━━ PROVIDED ENTRIES
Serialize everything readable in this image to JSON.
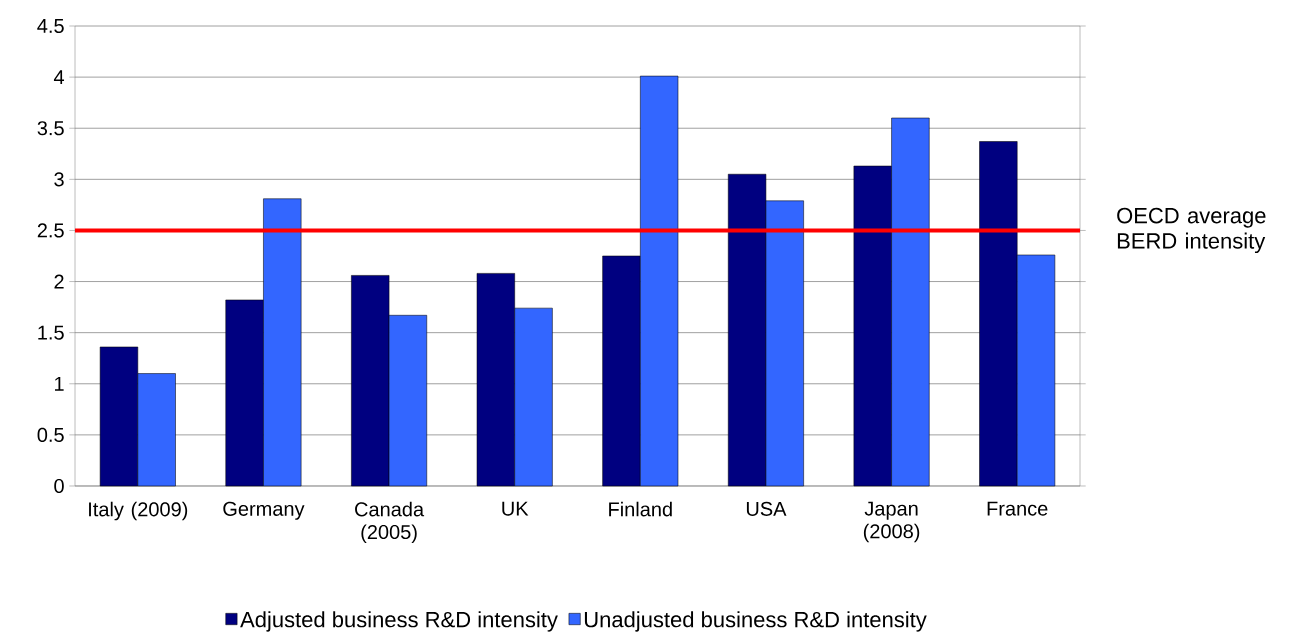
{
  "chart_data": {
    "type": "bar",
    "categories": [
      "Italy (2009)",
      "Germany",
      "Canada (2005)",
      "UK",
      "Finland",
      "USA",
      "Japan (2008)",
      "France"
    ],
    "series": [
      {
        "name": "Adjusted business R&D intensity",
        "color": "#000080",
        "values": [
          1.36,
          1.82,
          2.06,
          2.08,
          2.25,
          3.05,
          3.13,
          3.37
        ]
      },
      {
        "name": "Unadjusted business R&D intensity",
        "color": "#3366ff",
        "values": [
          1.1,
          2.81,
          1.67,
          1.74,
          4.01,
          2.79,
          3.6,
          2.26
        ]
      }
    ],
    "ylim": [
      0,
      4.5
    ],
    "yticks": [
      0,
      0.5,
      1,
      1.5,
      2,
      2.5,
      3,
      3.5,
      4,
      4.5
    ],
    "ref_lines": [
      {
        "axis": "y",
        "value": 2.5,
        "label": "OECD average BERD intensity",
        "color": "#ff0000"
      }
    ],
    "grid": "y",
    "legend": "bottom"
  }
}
━━━━
PROBLEM DETAILS ::
Ignore the images and quote every line of the listing exactly.

FULL OUTPUT ::
Serialize everything readable in this image to JSON.
{
  "chart_data": {
    "type": "bar",
    "categories": [
      "Italy (2009)",
      "Germany",
      "Canada (2005)",
      "UK",
      "Finland",
      "USA",
      "Japan (2008)",
      "France"
    ],
    "series": [
      {
        "name": "Adjusted business R&D intensity",
        "color": "#000080",
        "values": [
          1.36,
          1.82,
          2.06,
          2.08,
          2.25,
          3.05,
          3.13,
          3.37
        ]
      },
      {
        "name": "Unadjusted business R&D intensity",
        "color": "#3366ff",
        "values": [
          1.1,
          2.81,
          1.67,
          1.74,
          4.01,
          2.79,
          3.6,
          2.26
        ]
      }
    ],
    "ylim": [
      0,
      4.5
    ],
    "yticks": [
      0,
      0.5,
      1,
      1.5,
      2,
      2.5,
      3,
      3.5,
      4,
      4.5
    ],
    "ref_lines": [
      {
        "axis": "y",
        "value": 2.5,
        "label": "OECD average BERD intensity",
        "color": "#ff0000"
      }
    ],
    "grid": "y",
    "legend": "bottom"
  }
}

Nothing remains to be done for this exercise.